# Task description
Repeat the whole of the data, keeping every detail the same.

— START —

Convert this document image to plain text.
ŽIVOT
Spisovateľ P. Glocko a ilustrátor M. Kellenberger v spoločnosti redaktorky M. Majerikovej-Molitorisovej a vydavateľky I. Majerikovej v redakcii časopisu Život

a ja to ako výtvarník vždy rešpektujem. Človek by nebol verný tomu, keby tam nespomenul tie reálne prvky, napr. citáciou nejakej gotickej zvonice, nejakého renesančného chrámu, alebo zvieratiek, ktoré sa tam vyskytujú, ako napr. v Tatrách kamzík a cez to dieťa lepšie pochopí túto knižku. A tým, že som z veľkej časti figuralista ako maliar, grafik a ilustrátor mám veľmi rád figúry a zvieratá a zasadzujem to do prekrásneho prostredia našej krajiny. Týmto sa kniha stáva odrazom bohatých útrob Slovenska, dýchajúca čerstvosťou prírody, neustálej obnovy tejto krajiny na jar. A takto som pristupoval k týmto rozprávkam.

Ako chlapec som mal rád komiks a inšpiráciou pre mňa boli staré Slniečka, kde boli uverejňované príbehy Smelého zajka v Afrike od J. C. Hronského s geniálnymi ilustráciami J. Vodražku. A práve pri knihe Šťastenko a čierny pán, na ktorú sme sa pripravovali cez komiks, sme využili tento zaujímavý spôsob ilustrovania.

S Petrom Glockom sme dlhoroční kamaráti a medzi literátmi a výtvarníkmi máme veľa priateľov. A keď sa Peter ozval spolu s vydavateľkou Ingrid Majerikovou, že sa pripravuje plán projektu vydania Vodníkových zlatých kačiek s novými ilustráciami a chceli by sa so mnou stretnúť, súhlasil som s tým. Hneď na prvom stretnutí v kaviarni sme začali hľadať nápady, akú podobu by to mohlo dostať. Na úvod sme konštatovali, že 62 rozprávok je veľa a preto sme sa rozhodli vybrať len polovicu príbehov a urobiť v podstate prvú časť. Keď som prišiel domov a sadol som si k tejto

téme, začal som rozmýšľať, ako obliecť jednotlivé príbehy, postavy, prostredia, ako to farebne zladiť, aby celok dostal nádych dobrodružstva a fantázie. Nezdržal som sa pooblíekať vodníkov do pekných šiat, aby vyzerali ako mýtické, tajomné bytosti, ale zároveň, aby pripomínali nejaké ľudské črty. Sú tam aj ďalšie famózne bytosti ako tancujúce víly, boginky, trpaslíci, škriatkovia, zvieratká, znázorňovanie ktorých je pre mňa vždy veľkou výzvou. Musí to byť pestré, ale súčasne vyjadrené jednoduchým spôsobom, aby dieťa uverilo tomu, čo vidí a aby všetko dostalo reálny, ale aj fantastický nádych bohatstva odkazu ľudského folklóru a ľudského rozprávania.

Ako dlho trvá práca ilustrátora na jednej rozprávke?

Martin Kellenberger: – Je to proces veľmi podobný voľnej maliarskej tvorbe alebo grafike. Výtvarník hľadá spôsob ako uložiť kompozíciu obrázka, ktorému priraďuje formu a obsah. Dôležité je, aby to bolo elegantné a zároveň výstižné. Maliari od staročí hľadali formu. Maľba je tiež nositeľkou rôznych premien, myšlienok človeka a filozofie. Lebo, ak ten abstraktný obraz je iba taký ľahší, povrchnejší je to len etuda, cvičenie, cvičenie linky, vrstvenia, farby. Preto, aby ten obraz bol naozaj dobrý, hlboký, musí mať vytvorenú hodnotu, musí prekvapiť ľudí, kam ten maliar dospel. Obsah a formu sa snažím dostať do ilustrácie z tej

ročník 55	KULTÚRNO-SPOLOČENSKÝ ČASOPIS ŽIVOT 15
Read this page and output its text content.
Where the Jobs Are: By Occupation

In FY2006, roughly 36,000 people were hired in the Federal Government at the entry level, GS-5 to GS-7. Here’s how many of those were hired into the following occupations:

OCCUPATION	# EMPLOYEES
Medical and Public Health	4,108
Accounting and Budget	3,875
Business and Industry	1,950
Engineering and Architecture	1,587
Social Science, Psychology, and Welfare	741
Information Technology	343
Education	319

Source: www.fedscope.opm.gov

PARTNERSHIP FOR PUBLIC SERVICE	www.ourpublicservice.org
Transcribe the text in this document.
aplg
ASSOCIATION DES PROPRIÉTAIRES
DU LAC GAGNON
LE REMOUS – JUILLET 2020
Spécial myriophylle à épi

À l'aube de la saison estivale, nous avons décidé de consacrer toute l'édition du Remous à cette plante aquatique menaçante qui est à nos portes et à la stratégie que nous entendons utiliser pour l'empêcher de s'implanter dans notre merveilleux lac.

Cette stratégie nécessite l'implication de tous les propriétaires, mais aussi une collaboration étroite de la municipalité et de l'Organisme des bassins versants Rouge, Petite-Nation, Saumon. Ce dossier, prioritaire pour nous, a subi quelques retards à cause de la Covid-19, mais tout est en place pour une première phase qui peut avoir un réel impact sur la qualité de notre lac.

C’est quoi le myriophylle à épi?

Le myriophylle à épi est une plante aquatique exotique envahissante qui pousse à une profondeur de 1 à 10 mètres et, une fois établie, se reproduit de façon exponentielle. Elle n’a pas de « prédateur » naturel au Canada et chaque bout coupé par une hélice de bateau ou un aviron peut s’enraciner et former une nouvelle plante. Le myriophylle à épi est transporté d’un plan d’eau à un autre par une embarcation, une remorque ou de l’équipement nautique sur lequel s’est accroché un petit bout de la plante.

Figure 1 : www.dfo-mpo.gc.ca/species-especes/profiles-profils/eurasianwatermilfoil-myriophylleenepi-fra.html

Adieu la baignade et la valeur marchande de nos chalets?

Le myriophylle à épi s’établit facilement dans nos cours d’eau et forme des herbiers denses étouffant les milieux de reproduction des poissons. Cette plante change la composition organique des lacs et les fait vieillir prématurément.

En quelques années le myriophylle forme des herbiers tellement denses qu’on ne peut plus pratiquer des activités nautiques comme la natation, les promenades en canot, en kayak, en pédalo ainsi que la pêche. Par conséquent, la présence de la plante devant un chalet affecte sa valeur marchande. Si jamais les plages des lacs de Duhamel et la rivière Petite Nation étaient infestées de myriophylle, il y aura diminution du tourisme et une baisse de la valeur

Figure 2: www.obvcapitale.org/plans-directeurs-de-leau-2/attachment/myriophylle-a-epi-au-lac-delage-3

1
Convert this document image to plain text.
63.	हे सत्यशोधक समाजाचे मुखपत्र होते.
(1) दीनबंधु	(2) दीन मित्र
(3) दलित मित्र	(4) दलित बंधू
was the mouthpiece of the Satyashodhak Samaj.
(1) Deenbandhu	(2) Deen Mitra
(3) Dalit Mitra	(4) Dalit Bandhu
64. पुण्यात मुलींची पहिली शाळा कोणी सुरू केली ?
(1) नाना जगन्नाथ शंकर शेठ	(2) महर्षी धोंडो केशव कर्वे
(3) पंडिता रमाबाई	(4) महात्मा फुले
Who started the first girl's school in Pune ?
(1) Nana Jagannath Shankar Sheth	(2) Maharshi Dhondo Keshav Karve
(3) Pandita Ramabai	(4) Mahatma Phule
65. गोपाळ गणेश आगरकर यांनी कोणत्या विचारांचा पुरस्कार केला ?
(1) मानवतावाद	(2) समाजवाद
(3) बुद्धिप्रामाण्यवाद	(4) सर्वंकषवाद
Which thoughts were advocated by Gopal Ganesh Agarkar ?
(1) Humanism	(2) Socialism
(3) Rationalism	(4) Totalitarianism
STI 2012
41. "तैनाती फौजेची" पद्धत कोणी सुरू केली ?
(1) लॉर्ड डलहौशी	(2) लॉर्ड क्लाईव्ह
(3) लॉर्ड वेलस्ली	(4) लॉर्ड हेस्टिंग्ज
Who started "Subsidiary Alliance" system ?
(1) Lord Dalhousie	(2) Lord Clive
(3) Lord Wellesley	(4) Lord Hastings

— END —

# Solution to this exercise
Convert this document image to plain text.
ŽIVOT
Spisovateľ P. Glocko a ilustrátor M. Kellenberger v spoločnosti redaktorky M. Majerikovej-Molitorisovej a vydavateľky I. Majerikovej v redakcii časopisu Život

a ja to ako výtvarník vždy rešpektujem. Človek by nebol verný tomu, keby tam nespomenul tie reálne prvky, napr. citáciou nejakej gotickej zvonice, nejakého renesančného chrámu, alebo zvieratiek, ktoré sa tam vyskytujú, ako napr. v Tatrách kamzík a cez to dieťa lepšie pochopí túto knižku. A tým, že som z veľkej časti figuralista ako maliar, grafik a ilustrátor mám veľmi rád figúry a zvieratá a zasadzujem to do prekrásneho prostredia našej krajiny. Týmto sa kniha stáva odrazom bohatých útrob Slovenska, dýchajúca čerstvosťou prírody, neustálej obnovy tejto krajiny na jar. A takto som pristupoval k týmto rozprávkam.

Ako chlapec som mal rád komiks a inšpiráciou pre mňa boli staré Slniečka, kde boli uverejňované príbehy Smelého zajka v Afrike od J. C. Hronského s geniálnymi ilustráciami J. Vodražku. A práve pri knihe Šťastenko a čierny pán, na ktorú sme sa pripravovali cez komiks, sme využili tento zaujímavý spôsob ilustrovania.

S Petrom Glockom sme dlhoroční kamaráti a medzi literátmi a výtvarníkmi máme veľa priateľov. A keď sa Peter ozval spolu s vydavateľkou Ingrid Majerikovou, že sa pripravuje plán projektu vydania Vodníkových zlatých kačiek s novými ilustráciami a chceli by sa so mnou stretnúť, súhlasil som s tým. Hneď na prvom stretnutí v kaviarni sme začali hľadať nápady, akú podobu by to mohlo dostať. Na úvod sme konštatovali, že 62 rozprávok je veľa a preto sme sa rozhodli vybrať len polovicu príbehov a urobiť v podstate prvú časť. Keď som prišiel domov a sadol som si k tejto

téme, začal som rozmýšľať, ako obliecť jednotlivé príbehy, postavy, prostredia, ako to farebne zladiť, aby celok dostal nádych dobrodružstva a fantázie. Nezdržal som sa pooblíekať vodníkov do pekných šiat, aby vyzerali ako mýtické, tajomné bytosti, ale zároveň, aby pripomínali nejaké ľudské črty. Sú tam aj ďalšie famózne bytosti ako tancujúce víly, boginky, trpaslíci, škriatkovia, zvieratká, znázorňovanie ktorých je pre mňa vždy veľkou výzvou. Musí to byť pestré, ale súčasne vyjadrené jednoduchým spôsobom, aby dieťa uverilo tomu, čo vidí a aby všetko dostalo reálny, ale aj fantastický nádych bohatstva odkazu ľudského folklóru a ľudského rozprávania.

Ako dlho trvá práca ilustrátora na jednej rozprávke?

Martin Kellenberger: – Je to proces veľmi podobný voľnej maliarskej tvorbe alebo grafike. Výtvarník hľadá spôsob ako uložiť kompozíciu obrázka, ktorému priraďuje formu a obsah. Dôležité je, aby to bolo elegantné a zároveň výstižné. Maliari od staročí hľadali formu. Maľba je tiež nositeľkou rôznych premien, myšlienok človeka a filozofie. Lebo, ak ten abstraktný obraz je iba taký ľahší, povrchnejší je to len etuda, cvičenie, cvičenie linky, vrstvenia, farby. Preto, aby ten obraz bol naozaj dobrý, hlboký, musí mať vytvorenú hodnotu, musí prekvapiť ľudí, kam ten maliar dospel. Obsah a formu sa snažím dostať do ilustrácie z tej

ročník 55	KULTÚRNO-SPOLOČENSKÝ ČASOPIS ŽIVOT 15
Read this page and output its text content.
Where the Jobs Are: By Occupation

In FY2006, roughly 36,000 people were hired in the Federal Government at the entry level, GS-5 to GS-7. Here’s how many of those were hired into the following occupations:

OCCUPATION	# EMPLOYEES
Medical and Public Health	4,108
Accounting and Budget	3,875
Business and Industry	1,950
Engineering and Architecture	1,587
Social Science, Psychology, and Welfare	741
Information Technology	343
Education	319

Source: www.fedscope.opm.gov

PARTNERSHIP FOR PUBLIC SERVICE	www.ourpublicservice.org
Transcribe the text in this document.
aplg
ASSOCIATION DES PROPRIÉTAIRES
DU LAC GAGNON
LE REMOUS – JUILLET 2020
Spécial myriophylle à épi

À l'aube de la saison estivale, nous avons décidé de consacrer toute l'édition du Remous à cette plante aquatique menaçante qui est à nos portes et à la stratégie que nous entendons utiliser pour l'empêcher de s'implanter dans notre merveilleux lac.

Cette stratégie nécessite l'implication de tous les propriétaires, mais aussi une collaboration étroite de la municipalité et de l'Organisme des bassins versants Rouge, Petite-Nation, Saumon. Ce dossier, prioritaire pour nous, a subi quelques retards à cause de la Covid-19, mais tout est en place pour une première phase qui peut avoir un réel impact sur la qualité de notre lac.

C’est quoi le myriophylle à épi?

Le myriophylle à épi est une plante aquatique exotique envahissante qui pousse à une profondeur de 1 à 10 mètres et, une fois établie, se reproduit de façon exponentielle. Elle n’a pas de « prédateur » naturel au Canada et chaque bout coupé par une hélice de bateau ou un aviron peut s’enraciner et former une nouvelle plante. Le myriophylle à épi est transporté d’un plan d’eau à un autre par une embarcation, une remorque ou de l’équipement nautique sur lequel s’est accroché un petit bout de la plante.

Figure 1 : www.dfo-mpo.gc.ca/species-especes/profiles-profils/eurasianwatermilfoil-myriophylleenepi-fra.html

Adieu la baignade et la valeur marchande de nos chalets?

Le myriophylle à épi s’établit facilement dans nos cours d’eau et forme des herbiers denses étouffant les milieux de reproduction des poissons. Cette plante change la composition organique des lacs et les fait vieillir prématurément.

En quelques années le myriophylle forme des herbiers tellement denses qu’on ne peut plus pratiquer des activités nautiques comme la natation, les promenades en canot, en kayak, en pédalo ainsi que la pêche. Par conséquent, la présence de la plante devant un chalet affecte sa valeur marchande. Si jamais les plages des lacs de Duhamel et la rivière Petite Nation étaient infestées de myriophylle, il y aura diminution du tourisme et une baisse de la valeur

Figure 2: www.obvcapitale.org/plans-directeurs-de-leau-2/attachment/myriophylle-a-epi-au-lac-delage-3

1
Convert this document image to plain text.
63.	हे सत्यशोधक समाजाचे मुखपत्र होते.
(1) दीनबंधु	(2) दीन मित्र
(3) दलित मित्र	(4) दलित बंधू
was the mouthpiece of the Satyashodhak Samaj.
(1) Deenbandhu	(2) Deen Mitra
(3) Dalit Mitra	(4) Dalit Bandhu
64. पुण्यात मुलींची पहिली शाळा कोणी सुरू केली ?
(1) नाना जगन्नाथ शंकर शेठ	(2) महर्षी धोंडो केशव कर्वे
(3) पंडिता रमाबाई	(4) महात्मा फुले
Who started the first girl's school in Pune ?
(1) Nana Jagannath Shankar Sheth	(2) Maharshi Dhondo Keshav Karve
(3) Pandita Ramabai	(4) Mahatma Phule
65. गोपाळ गणेश आगरकर यांनी कोणत्या विचारांचा पुरस्कार केला ?
(1) मानवतावाद	(2) समाजवाद
(3) बुद्धिप्रामाण्यवाद	(4) सर्वंकषवाद
Which thoughts were advocated by Gopal Ganesh Agarkar ?
(1) Humanism	(2) Socialism
(3) Rationalism	(4) Totalitarianism
STI 2012
41. "तैनाती फौजेची" पद्धत कोणी सुरू केली ?
(1) लॉर्ड डलहौशी	(2) लॉर्ड क्लाईव्ह
(3) लॉर्ड वेलस्ली	(4) लॉर्ड हेस्टिंग्ज
Who started "Subsidiary Alliance" system ?
(1) Lord Dalhousie	(2) Lord Clive
(3) Lord Wellesley	(4) Lord Hastings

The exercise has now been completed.